READING PASSAGE
▬▬▬▬▬▬

The data provided (per each requested URL handled by the ServiceWorker) is:

  • clientId – the Client ID for the request (that is, the Client ID of this browser window)
  • url – the URL of the request
  • serviceWorker – the commit SHA of the ServiceWorker that handled the request
  • fetchErrornull if the request completed successfully via regular HTTPS; otherwise the error message
  • method – the method by which the request was completed: "fetch" is regular HTTPS fetch(), gun-ipfs means Gun and IPFS were used, etc.
  • state – the state of the request (running, error, success)

The code in the browser window context is responsible for keeping a more permanent record of the URLs requested, the methods used, and the status of each, if needed.

Review of possible resolution/delivery methods

  • Gun
    Better suited for resolution than for delivery, although it could handle both. Pretty new project, dynamically developed. No global network of public peers available currently. Content is cryptographically signed.

  • IPNS
    Only suitable for resolution. Experimental, not fully functional in the browser yet. Fits like a hand in a glove with IPFS.

  • DNSLink
    Only suitable for resolution. Deployed, stable, and well-documented. Fits like a hand in a glove with IPFS. The downside is that it requires publishing of DNS records to work (every time any new content is published), which means it might be difficult to implement by website admins.

  • IPFS
    Only suitable for delivery, since it is content-addressed. Resolution of a content URI to an IPFS address needs to be handled by some other technology (like Gun or IPNS, or using gateways). Deployed and well-documented, with a large community of developers. Redeploying a new content package with certain files unchanged does not change the addresses of the unchanged files, meaning that small changes in content do not lead to the whole content tree needing to be re-seeded.

  • WebTorrent
    Only suitable for content delivery. It seems possible to fetch a particular file from a given torrent, so as not to have to download a torrent of the whole website just to display a single page with some CSS and JS. Requires a resolver to point to the newest torrent since torrents are immutable. Even small changes (for example, only a few files changed in the whole website tree) require creating a new torrent and re-seeding, which is obviously less than ideal.

▬▬▬▬▬▬

EXERCISE OBJECTIVE
Using the passage on resolution and delivery methods, explain in one to three sentences why WebTorrent needs a resolver that points to the newest torrent.

▬▬▬▬▬▬

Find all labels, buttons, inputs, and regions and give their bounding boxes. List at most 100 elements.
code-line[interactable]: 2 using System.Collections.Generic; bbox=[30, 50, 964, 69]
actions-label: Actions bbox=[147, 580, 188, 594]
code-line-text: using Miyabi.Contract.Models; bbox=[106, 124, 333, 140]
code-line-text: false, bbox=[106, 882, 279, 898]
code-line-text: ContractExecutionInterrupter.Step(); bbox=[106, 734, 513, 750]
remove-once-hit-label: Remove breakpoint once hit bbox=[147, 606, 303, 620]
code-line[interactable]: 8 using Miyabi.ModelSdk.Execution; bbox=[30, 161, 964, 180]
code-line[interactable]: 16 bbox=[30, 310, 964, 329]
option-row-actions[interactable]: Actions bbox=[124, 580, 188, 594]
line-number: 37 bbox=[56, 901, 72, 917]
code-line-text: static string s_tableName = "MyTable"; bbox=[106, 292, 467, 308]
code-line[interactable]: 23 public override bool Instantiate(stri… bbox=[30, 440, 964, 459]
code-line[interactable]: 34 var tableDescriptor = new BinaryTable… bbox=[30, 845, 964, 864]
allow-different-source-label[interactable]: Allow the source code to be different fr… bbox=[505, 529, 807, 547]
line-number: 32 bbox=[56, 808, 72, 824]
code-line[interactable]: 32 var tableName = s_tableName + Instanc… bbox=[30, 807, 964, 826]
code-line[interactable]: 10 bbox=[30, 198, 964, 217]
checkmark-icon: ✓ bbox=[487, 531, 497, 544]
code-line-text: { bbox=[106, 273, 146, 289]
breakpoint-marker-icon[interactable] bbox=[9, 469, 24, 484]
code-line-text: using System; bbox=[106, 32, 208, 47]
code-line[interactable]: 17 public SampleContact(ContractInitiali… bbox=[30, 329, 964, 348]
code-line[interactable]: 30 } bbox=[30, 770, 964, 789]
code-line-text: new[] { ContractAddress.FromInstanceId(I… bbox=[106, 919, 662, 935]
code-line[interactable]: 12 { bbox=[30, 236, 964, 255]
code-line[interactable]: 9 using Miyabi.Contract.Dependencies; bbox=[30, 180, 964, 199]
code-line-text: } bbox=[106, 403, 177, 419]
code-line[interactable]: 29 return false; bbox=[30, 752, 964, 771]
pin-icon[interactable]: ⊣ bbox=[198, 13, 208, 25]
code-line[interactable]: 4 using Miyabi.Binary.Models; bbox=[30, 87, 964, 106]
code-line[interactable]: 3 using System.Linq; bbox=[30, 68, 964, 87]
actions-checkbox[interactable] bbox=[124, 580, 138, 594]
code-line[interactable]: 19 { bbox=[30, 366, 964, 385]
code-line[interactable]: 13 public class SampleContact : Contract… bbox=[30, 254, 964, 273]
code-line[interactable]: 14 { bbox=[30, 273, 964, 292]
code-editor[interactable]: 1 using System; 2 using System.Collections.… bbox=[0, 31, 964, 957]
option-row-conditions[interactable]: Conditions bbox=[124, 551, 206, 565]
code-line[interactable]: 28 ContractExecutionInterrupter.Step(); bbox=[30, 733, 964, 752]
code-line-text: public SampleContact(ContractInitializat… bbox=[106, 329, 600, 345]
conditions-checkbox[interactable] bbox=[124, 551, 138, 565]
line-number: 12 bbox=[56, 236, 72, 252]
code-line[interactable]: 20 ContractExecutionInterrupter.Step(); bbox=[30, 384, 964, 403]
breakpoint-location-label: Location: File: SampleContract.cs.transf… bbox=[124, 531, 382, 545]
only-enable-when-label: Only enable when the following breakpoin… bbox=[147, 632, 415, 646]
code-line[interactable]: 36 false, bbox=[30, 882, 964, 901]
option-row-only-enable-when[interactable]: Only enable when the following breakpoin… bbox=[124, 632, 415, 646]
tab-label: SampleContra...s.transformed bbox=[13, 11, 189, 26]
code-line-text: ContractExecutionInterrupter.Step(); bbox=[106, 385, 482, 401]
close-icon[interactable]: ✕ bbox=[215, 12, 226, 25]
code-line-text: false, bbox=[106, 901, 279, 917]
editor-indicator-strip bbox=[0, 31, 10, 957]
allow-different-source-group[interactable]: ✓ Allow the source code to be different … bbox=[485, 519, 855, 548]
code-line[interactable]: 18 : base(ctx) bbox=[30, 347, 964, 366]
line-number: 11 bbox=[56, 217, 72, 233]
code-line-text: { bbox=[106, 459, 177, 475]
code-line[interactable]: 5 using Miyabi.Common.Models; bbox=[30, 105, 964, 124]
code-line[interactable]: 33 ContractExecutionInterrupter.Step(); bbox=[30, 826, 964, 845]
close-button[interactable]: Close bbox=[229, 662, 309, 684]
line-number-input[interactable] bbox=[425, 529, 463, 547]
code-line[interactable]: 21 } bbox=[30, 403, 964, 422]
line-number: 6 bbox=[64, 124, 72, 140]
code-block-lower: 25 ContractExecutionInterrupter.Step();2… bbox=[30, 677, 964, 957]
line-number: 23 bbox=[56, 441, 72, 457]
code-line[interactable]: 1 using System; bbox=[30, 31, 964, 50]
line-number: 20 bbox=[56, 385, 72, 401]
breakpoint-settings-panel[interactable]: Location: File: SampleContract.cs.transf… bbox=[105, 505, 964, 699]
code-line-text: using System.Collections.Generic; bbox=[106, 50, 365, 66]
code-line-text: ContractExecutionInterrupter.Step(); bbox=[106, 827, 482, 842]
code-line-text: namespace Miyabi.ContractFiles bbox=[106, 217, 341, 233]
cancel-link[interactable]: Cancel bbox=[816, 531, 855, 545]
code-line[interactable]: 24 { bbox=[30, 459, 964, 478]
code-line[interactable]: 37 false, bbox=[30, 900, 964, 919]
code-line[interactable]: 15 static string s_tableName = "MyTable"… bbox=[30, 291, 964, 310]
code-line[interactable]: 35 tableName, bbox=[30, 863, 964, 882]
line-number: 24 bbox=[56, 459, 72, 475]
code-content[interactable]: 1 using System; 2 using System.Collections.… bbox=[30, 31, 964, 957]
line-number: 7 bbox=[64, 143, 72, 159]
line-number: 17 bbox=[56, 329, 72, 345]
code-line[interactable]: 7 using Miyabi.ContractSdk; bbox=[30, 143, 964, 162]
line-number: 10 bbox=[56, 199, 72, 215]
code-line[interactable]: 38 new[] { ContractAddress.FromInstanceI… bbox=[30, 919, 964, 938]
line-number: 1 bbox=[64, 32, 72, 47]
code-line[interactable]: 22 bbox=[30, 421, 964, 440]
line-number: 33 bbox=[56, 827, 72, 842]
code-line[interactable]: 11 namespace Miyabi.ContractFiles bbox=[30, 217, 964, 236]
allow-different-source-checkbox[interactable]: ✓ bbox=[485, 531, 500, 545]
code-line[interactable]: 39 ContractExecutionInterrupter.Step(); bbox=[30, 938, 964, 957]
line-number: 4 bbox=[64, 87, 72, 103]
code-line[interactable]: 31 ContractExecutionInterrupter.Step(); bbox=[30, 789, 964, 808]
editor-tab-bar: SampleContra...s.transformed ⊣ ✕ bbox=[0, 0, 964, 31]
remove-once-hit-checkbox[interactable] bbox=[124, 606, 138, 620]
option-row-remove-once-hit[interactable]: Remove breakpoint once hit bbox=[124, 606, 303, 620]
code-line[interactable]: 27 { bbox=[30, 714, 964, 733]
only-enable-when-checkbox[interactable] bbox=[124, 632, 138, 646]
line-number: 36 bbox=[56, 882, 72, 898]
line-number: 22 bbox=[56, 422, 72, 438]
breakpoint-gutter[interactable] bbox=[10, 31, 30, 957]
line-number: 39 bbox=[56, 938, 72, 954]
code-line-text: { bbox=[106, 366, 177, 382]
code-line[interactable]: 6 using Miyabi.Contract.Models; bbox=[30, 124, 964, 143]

▬▬▬▬▬▬

YOUR RESPONSE
WebTorrent needs such a resolver because torrents are immutable. Even small changes to the website require creating a new torrent and re-seeding it, so a resolver must point to the newest one.